Князь умолял меня исправить ошибку: «Я вам в ноги поклонюсь». Я поехал к секретарю митрополита, чтобы узнать, когда можно видеть преосвященного и какие обряды существуют по этому предмету. Алексей Иванович Суслов жил в одном из тех деревянных домов, которые тянулись вдоль Невского проспекта, от Зимней Конной до Невского монастыря, с наружными деревянными лестницами в оба этажа, и составляли Александро-Невскую слободку. Теперь эти дома, кажется, не существуют. Вышел ко мне человек высокого роста, с курчавыми серебристо-сивыми волосами, нахального выражения лица. Узнав о поводе моего желания, он мне сказал:
— Это надобно со мною сладить.
Я отвечал ему, что приехал по официальному поручению и лично не могу действовать никакими партикулярными средствами.
— Ну как хотите! — дерзко отвечал Суслов.
Отправился я к митрополиту. Преосвященный спросил меня, был ли я у Суслова.
— Был, ваше высокопреосвященство.
— А что он вам сказал?
— Ничего положительного; он, кажется, принял мою просьбу за партикулярную; он сказал мне, что это дело надо через него устроить.
— Ну так условьтесь с Сусловым.
Я — опять к Суслову; в первой комнате сильно пахнуло жареным постным маслом и вареным луком. Суслов, жуя и глотая, как акула, вышел ко мне с салфеткою в руке, и прежде чем я стал говорить, он с громким смехом спросил:
— Ну, што?
Я изъявил свое недоумение, а он на это заметил:
— А я что вам говорил?
На отзыв мой, что я в этом деле человек посторонний, он повторил мне прежнюю фразу:
— Ну как хотите!

########################################

## ЗАДАНИЕ 1
Чем, согласно отрывку, пахло в первой комнате при втором посещении Суслова?
## ЗАДАНИЕ 2
Перепишите дословно фрагмент отрывка от слов «Князь умолял меня» до слов «со мною сладить.».

(Сохранённые записи из коллекции)
########################################

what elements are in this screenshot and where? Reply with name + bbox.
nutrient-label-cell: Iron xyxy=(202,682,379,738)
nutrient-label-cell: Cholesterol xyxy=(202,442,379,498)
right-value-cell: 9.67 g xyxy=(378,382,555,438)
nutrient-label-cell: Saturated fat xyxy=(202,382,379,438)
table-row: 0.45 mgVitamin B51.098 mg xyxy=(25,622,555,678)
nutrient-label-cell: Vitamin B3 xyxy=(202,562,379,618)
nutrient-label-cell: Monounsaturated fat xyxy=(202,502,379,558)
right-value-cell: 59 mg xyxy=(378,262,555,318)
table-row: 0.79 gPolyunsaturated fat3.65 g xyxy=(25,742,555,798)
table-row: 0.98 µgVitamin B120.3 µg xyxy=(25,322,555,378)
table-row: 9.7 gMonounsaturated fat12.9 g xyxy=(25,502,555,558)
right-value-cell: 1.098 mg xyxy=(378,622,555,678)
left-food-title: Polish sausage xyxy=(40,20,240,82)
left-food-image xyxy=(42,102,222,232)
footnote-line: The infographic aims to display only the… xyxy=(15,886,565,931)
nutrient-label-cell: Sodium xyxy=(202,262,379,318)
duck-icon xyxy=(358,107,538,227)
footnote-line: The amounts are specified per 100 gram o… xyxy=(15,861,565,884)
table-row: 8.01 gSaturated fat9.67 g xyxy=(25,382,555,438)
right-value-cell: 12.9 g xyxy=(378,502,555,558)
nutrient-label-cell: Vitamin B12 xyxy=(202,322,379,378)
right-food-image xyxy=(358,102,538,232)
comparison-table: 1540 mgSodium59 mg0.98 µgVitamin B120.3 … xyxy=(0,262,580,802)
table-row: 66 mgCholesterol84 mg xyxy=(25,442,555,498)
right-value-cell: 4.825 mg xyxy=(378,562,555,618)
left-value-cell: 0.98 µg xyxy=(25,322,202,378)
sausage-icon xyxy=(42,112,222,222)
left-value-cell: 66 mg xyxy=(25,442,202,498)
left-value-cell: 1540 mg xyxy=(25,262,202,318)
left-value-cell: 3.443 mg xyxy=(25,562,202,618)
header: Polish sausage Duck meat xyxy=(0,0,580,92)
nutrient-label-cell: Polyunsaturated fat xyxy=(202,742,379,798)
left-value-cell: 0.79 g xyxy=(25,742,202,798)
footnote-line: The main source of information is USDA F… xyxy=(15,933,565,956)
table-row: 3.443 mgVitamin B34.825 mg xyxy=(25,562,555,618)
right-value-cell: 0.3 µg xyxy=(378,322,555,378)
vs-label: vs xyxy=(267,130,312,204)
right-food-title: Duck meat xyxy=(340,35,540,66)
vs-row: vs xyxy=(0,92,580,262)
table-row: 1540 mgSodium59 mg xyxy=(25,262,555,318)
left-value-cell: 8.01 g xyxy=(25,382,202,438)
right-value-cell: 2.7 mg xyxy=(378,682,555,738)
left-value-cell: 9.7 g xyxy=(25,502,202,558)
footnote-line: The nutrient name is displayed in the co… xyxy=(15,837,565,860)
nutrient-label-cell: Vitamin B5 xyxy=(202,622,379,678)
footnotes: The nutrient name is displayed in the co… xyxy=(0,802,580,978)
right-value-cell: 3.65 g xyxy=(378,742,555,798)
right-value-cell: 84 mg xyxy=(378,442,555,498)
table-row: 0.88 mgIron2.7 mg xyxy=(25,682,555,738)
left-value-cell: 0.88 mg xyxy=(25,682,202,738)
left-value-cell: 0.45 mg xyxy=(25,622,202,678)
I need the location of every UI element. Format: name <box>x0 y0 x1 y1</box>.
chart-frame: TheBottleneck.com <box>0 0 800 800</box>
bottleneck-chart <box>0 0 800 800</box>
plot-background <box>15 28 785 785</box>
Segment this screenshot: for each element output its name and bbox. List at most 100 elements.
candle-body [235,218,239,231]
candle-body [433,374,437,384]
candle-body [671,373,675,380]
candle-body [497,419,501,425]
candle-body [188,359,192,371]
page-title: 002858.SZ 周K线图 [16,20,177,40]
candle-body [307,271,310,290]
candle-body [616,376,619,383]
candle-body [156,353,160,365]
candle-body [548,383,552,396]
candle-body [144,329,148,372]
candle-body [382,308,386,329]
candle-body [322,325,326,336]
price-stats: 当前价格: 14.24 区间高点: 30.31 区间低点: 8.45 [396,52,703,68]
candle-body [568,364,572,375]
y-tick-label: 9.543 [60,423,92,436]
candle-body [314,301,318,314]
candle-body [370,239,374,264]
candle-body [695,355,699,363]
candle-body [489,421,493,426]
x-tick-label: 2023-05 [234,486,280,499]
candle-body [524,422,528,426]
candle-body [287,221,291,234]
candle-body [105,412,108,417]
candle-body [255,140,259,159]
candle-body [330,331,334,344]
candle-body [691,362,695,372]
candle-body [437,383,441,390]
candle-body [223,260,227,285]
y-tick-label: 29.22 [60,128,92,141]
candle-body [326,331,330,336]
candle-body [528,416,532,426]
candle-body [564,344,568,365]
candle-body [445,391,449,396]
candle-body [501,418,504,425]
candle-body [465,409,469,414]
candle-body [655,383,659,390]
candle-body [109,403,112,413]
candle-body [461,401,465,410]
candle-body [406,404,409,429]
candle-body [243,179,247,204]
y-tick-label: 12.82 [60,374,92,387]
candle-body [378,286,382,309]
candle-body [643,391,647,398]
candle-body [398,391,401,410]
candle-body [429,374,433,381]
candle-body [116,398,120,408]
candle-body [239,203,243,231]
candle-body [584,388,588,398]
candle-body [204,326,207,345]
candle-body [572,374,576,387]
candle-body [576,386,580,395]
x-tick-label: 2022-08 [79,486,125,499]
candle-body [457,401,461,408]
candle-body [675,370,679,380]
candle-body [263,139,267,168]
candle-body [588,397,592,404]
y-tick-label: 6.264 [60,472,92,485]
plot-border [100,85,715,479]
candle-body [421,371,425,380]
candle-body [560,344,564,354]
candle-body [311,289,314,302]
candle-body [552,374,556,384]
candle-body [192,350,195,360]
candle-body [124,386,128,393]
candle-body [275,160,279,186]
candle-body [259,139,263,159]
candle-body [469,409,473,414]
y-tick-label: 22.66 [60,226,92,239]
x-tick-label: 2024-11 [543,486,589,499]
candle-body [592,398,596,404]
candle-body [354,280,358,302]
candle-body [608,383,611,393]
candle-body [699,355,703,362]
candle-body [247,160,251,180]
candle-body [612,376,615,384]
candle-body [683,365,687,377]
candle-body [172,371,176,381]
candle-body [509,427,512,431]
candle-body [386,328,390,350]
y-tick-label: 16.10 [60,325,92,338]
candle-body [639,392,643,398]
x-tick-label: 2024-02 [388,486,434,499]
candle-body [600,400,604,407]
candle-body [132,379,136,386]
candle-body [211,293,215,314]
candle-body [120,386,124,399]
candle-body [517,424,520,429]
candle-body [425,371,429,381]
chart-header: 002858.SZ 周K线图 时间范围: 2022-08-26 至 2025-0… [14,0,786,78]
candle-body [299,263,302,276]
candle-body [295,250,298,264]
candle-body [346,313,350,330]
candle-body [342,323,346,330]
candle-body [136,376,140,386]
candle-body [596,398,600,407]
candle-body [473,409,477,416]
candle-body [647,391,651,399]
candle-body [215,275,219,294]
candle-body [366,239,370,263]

########################################

## РЕШЕНИЕ ЗАДАНИЯ 1
Жареным постным маслом и вареным луком.

## РЕШЕНИЕ ЗАДАНИЯ 2
Князь умолял меня исправить ошибку: «Я вам в ноги поклонюсь». Я поехал к секретарю митрополита, чтобы узнать, когда можно видеть преосвященного и какие обряды существуют по этому предмету. Алексей Иванович Суслов жил в одном из тех деревянных домов, которые тянулись вдоль Невского проспекта, от Зимней Конной до Невского монастыря, с наружными деревянными лестницами в оба этажа, и составляли Александро-Невскую слободку. Теперь эти дома, кажется, не существуют. Вышел ко мне человек высокого роста, с курчавыми серебристо-сивыми волосами, нахального выражения лица. Узнав о поводе моего желания, он мне сказал:
— Это надобно со мною сладить.